* [Your objective]
Spot every line with the word "Lịch" and return it.

---

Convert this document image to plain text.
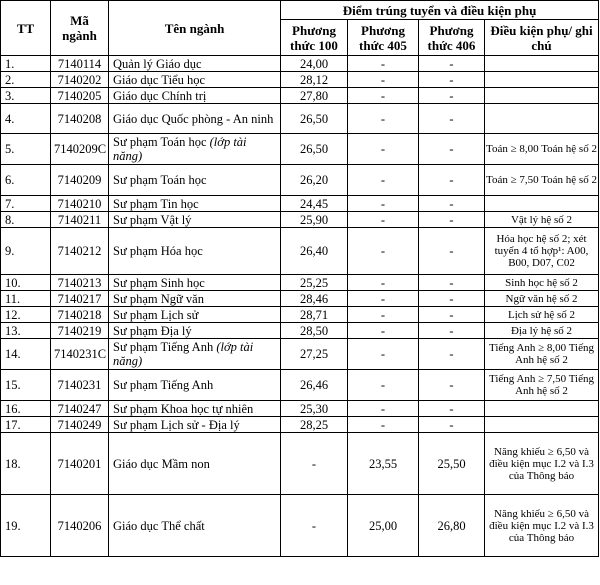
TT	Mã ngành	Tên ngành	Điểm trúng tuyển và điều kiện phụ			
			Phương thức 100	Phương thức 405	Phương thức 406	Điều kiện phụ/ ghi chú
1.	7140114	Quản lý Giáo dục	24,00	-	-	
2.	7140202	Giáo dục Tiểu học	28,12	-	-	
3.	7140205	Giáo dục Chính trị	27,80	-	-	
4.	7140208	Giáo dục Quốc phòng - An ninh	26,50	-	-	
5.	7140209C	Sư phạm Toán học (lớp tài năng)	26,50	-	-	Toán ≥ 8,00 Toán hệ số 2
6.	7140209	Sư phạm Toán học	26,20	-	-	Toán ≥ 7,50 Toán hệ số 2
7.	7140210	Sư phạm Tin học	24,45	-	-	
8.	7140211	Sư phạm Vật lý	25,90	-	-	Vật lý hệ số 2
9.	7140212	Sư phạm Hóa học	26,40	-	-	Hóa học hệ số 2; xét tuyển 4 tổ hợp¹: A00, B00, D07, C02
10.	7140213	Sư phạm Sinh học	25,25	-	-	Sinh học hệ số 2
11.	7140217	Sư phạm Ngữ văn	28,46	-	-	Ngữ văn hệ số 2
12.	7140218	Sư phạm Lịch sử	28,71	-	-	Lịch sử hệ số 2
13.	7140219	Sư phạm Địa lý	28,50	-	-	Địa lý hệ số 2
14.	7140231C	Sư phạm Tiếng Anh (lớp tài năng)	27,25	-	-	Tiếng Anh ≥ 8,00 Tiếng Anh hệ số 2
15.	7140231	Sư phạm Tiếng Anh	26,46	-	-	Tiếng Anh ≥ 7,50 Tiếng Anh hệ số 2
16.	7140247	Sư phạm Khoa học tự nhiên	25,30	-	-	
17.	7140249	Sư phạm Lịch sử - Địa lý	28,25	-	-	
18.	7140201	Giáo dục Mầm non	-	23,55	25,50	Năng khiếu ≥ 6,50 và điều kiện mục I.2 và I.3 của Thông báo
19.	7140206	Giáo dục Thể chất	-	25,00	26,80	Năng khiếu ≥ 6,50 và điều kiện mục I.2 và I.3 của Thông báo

---

* [Task output]
12.	7140218	Sư phạm Lịch sử	28,71	-	-	Lịch sử hệ số 2
17.	7140249	Sư phạm Lịch sử - Địa lý	28,25	-	-	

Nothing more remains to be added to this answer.